(Element box records)
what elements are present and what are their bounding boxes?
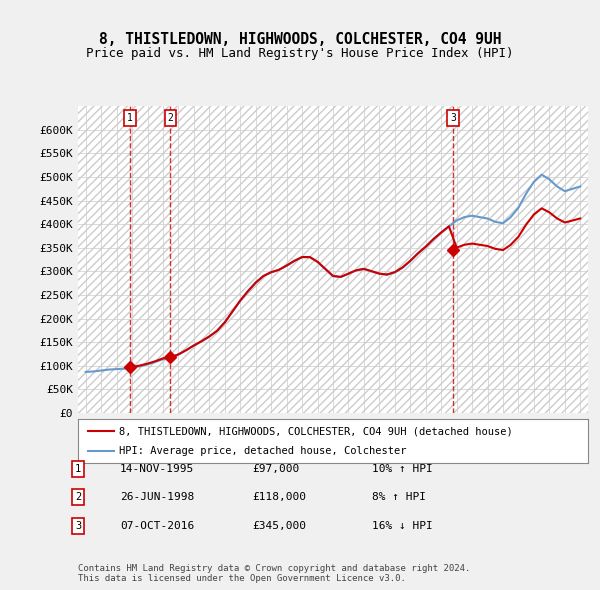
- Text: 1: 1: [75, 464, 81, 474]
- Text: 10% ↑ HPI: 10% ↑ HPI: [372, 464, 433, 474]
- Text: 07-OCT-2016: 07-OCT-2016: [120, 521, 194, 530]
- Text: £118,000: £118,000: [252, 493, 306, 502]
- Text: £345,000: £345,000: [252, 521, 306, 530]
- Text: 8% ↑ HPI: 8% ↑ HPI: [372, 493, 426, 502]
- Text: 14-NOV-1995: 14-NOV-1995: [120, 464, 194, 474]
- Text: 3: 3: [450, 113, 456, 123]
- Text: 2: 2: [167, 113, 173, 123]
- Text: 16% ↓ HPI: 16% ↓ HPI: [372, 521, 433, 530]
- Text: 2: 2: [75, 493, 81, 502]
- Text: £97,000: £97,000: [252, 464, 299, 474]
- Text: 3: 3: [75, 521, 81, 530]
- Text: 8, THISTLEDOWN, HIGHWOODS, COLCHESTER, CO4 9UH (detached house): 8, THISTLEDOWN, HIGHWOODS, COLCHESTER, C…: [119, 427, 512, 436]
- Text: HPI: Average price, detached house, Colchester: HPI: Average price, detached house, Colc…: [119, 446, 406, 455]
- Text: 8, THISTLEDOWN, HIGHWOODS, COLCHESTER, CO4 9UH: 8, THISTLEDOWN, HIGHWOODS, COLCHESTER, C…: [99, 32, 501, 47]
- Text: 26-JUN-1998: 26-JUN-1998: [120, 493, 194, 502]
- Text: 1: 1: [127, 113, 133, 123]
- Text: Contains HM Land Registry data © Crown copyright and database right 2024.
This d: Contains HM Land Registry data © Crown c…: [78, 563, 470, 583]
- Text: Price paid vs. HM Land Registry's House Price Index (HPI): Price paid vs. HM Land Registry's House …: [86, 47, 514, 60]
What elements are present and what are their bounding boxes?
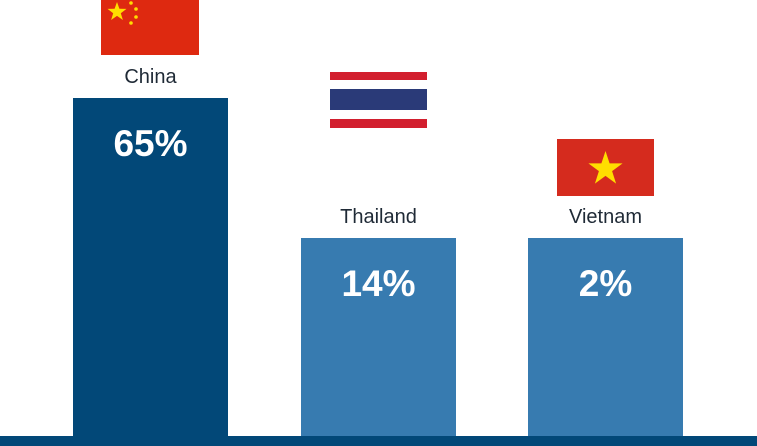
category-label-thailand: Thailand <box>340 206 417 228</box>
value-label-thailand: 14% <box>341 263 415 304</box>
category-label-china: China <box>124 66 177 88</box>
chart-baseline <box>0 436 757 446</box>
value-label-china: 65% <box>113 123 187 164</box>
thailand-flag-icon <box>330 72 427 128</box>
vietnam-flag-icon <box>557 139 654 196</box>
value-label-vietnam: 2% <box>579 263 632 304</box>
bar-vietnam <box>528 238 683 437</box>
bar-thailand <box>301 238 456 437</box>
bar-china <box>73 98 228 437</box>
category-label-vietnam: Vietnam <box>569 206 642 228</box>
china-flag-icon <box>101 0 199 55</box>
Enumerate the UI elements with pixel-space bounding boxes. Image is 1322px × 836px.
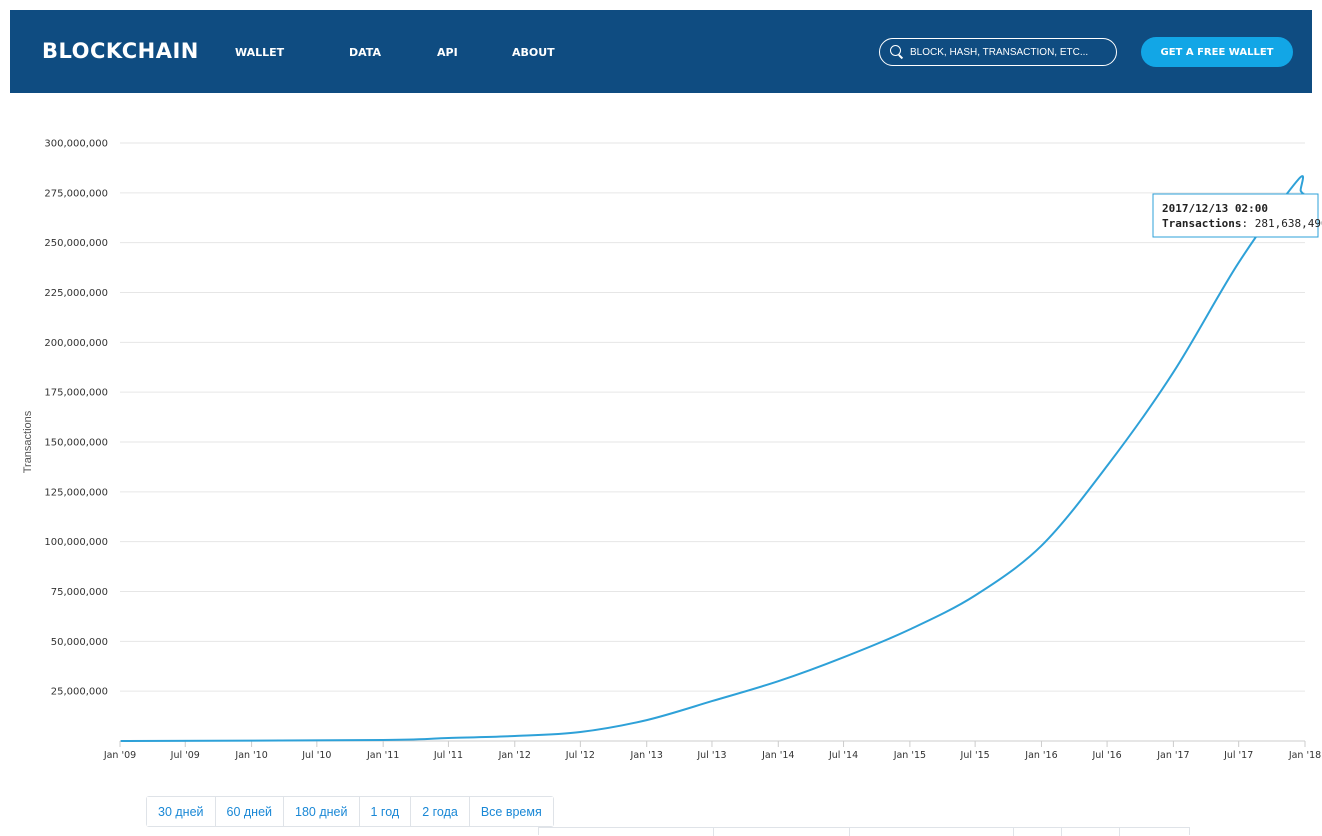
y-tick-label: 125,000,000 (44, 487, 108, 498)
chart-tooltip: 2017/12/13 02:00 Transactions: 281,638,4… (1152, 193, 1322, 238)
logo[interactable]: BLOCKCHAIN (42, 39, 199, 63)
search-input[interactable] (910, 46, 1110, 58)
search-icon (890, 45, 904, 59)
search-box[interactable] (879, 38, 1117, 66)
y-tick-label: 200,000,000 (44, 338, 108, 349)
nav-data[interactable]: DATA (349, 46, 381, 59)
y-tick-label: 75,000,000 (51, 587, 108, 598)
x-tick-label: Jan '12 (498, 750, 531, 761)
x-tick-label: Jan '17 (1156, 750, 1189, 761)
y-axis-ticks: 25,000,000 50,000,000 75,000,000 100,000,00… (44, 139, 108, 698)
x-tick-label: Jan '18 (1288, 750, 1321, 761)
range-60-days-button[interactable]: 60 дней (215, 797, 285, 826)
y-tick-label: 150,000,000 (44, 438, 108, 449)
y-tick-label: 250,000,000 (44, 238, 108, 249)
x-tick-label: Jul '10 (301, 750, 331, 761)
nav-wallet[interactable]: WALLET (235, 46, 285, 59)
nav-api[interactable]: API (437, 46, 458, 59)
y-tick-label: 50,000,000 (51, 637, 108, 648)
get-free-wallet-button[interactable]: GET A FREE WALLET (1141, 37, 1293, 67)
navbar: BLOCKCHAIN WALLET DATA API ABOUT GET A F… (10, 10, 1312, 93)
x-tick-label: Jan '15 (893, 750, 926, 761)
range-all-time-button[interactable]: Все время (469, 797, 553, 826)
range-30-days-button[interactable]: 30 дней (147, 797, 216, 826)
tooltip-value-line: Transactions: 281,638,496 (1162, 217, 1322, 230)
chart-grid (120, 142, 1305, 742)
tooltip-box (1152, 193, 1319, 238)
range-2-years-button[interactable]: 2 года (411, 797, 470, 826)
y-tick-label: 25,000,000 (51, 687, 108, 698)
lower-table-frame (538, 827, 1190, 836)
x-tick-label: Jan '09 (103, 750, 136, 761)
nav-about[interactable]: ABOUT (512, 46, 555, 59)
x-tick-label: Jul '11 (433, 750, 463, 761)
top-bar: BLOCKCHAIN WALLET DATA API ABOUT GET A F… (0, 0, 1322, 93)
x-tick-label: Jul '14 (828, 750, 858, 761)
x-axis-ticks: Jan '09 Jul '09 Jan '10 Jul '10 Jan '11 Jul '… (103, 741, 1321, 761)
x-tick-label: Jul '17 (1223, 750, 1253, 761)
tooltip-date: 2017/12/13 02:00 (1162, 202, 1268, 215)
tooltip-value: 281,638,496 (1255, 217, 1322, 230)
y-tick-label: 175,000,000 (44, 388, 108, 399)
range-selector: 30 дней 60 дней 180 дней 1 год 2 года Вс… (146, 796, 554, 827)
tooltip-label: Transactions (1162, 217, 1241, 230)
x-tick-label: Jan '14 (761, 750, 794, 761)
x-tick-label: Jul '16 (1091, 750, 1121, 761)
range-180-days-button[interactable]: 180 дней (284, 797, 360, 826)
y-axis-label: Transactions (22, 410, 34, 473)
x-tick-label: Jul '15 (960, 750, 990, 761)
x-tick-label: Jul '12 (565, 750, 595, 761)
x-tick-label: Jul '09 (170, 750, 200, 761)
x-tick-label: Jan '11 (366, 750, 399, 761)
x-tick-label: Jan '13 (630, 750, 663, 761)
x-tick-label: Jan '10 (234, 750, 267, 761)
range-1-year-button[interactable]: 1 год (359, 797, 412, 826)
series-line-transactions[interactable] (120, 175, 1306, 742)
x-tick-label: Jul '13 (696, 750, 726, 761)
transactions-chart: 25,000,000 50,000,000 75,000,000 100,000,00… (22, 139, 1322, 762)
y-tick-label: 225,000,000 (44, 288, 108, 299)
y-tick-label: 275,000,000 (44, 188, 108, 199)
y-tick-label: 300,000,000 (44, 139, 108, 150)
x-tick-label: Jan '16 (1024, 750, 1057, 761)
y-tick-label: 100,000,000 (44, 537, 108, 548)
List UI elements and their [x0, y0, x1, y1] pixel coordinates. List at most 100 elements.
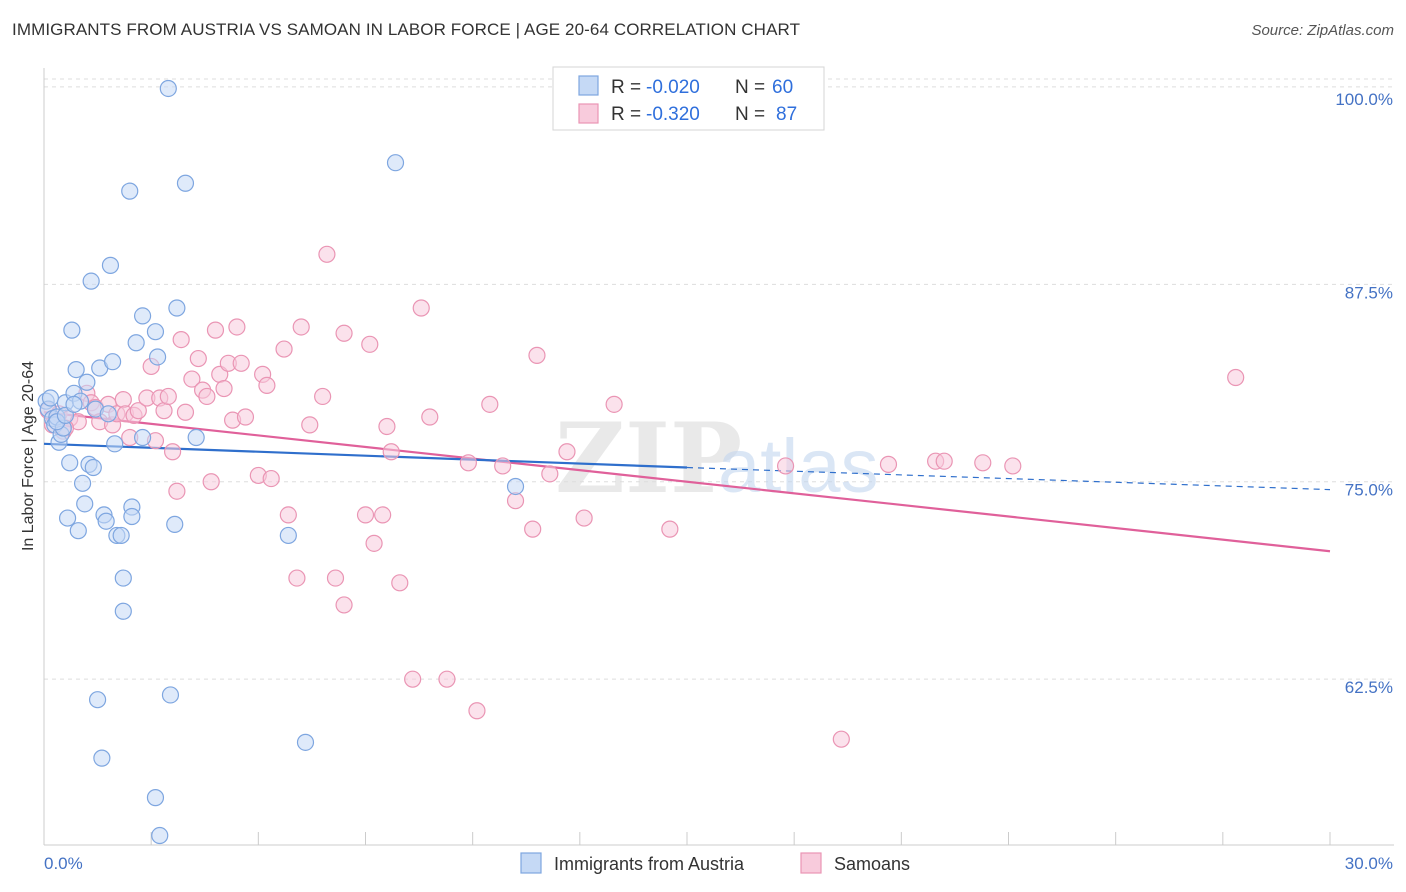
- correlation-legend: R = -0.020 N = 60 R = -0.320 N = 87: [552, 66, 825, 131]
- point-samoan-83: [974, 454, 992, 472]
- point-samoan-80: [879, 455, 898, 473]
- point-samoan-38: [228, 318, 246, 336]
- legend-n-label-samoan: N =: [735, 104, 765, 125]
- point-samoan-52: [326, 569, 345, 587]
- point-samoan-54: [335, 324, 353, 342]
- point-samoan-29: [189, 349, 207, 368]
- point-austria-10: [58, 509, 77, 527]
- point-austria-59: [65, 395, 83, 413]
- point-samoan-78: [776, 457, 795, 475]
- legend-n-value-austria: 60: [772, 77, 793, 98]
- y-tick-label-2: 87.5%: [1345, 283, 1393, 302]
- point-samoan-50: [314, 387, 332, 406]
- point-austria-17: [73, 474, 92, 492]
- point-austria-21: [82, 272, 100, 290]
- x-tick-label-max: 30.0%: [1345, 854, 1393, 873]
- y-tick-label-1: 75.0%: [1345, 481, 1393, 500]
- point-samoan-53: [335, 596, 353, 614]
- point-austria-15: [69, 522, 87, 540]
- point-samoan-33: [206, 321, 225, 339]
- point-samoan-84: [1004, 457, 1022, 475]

GIVEN TASK
Rewrite the entries starting at the line containing "- correlation-legend: R" and ending at the line containing "- point-austria-21: [82, 272, 100, 290]", substituting "marker" for every "point" and keeping everything else the same.

SOLUTION TO THIS EXERCISE
- correlation-legend: R = -0.020 N = 60 R = -0.320 N = 87: [552, 66, 825, 131]
- marker-samoan-83: [974, 454, 992, 472]
- marker-samoan-80: [879, 455, 898, 473]
- marker-samoan-38: [228, 318, 246, 336]
- legend-n-label-samoan: N =: [735, 104, 765, 125]
- marker-samoan-52: [326, 569, 345, 587]
- marker-samoan-54: [335, 324, 353, 342]
- marker-samoan-29: [189, 349, 207, 368]
- marker-austria-10: [58, 509, 77, 527]
- marker-austria-59: [65, 395, 83, 413]
- marker-samoan-78: [776, 457, 795, 475]
- legend-n-value-austria: 60: [772, 77, 793, 98]
- y-tick-label-2: 87.5%: [1345, 283, 1393, 302]
- marker-samoan-50: [314, 387, 332, 406]
- marker-austria-17: [73, 474, 92, 492]
- marker-austria-21: [82, 272, 100, 290]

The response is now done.